■ Aim ■
Each record below is to be copied word for word, with pictures removed.
== Data provided
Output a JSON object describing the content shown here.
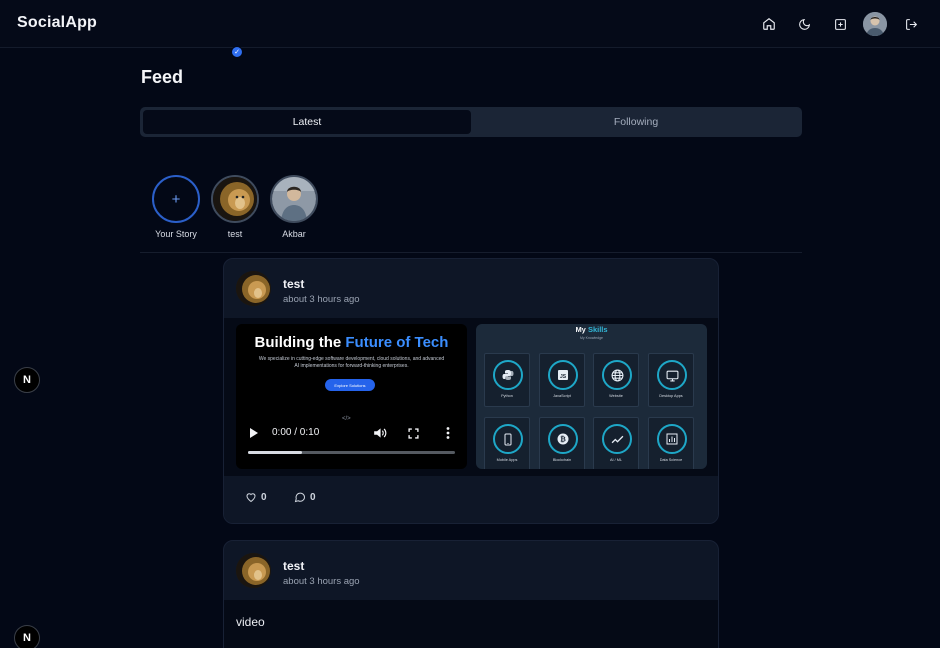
{
  "app": {
    "brand": "SocialApp"
  },
  "nav": {
    "icons": [
      "home-icon",
      "moon-icon",
      "plus-square-icon",
      "user-avatar",
      "logout-icon"
    ]
  },
  "feed": {
    "title": "Feed",
    "tabs": [
      {
        "label": "Latest",
        "active": true
      },
      {
        "label": "Following",
        "active": false
      }
    ]
  },
  "stories": [
    {
      "label": "Your Story",
      "icon": "plus-icon"
    },
    {
      "label": "test"
    },
    {
      "label": "Akbar"
    }
  ],
  "posts": [
    {
      "author": "test",
      "time": "about 3 hours ago",
      "video": {
        "headline_lead": "Building the ",
        "headline_accent": "Future of Tech",
        "subtext": "We specialize in cutting-edge software development, cloud solutions, and advanced AI implementations for forward-thinking enterprises.",
        "button": "Explore Solutions",
        "code_glyph": "</>",
        "time": "0:00 / 0:10",
        "progress": 0.26
      },
      "skills_image": {
        "title_lead": "My ",
        "title_accent": "Skills",
        "subtitle": "My Knowledge",
        "items": [
          "Python",
          "JavaScript",
          "Website",
          "Desktop Apps",
          "Mobile Apps",
          "Blockchain",
          "AI / ML",
          "Data Science"
        ]
      },
      "likes": "0",
      "comments": "0"
    },
    {
      "author": "test",
      "time": "about 3 hours ago",
      "text": "video"
    }
  ],
  "dev_badge": "N",
  "colors": {
    "background": "#030816",
    "card": "#0e1626",
    "accent": "#3b8eff",
    "skill_ring": "#1ea7c7"
  }
}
====
■ Result for this task ■
Output a JSON object describing the content shown here.
{
  "app": {
    "brand": "SocialApp"
  },
  "nav": {
    "icons": [
      "home-icon",
      "moon-icon",
      "plus-square-icon",
      "user-avatar",
      "logout-icon"
    ]
  },
  "feed": {
    "title": "Feed",
    "tabs": [
      {
        "label": "Latest",
        "active": true
      },
      {
        "label": "Following",
        "active": false
      }
    ]
  },
  "stories": [
    {
      "label": "Your Story",
      "icon": "plus-icon"
    },
    {
      "label": "test"
    },
    {
      "label": "Akbar"
    }
  ],
  "posts": [
    {
      "author": "test",
      "time": "about 3 hours ago",
      "video": {
        "headline_lead": "Building the ",
        "headline_accent": "Future of Tech",
        "subtext": "We specialize in cutting-edge software development, cloud solutions, and advanced AI implementations for forward-thinking enterprises.",
        "button": "Explore Solutions",
        "code_glyph": "</>",
        "time": "0:00 / 0:10",
        "progress": 0.26
      },
      "skills_image": {
        "title_lead": "My ",
        "title_accent": "Skills",
        "subtitle": "My Knowledge",
        "items": [
          "Python",
          "JavaScript",
          "Website",
          "Desktop Apps",
          "Mobile Apps",
          "Blockchain",
          "AI / ML",
          "Data Science"
        ]
      },
      "likes": "0",
      "comments": "0"
    },
    {
      "author": "test",
      "time": "about 3 hours ago",
      "text": "video"
    }
  ],
  "dev_badge": "N",
  "colors": {
    "background": "#030816",
    "card": "#0e1626",
    "accent": "#3b8eff",
    "skill_ring": "#1ea7c7"
  }
}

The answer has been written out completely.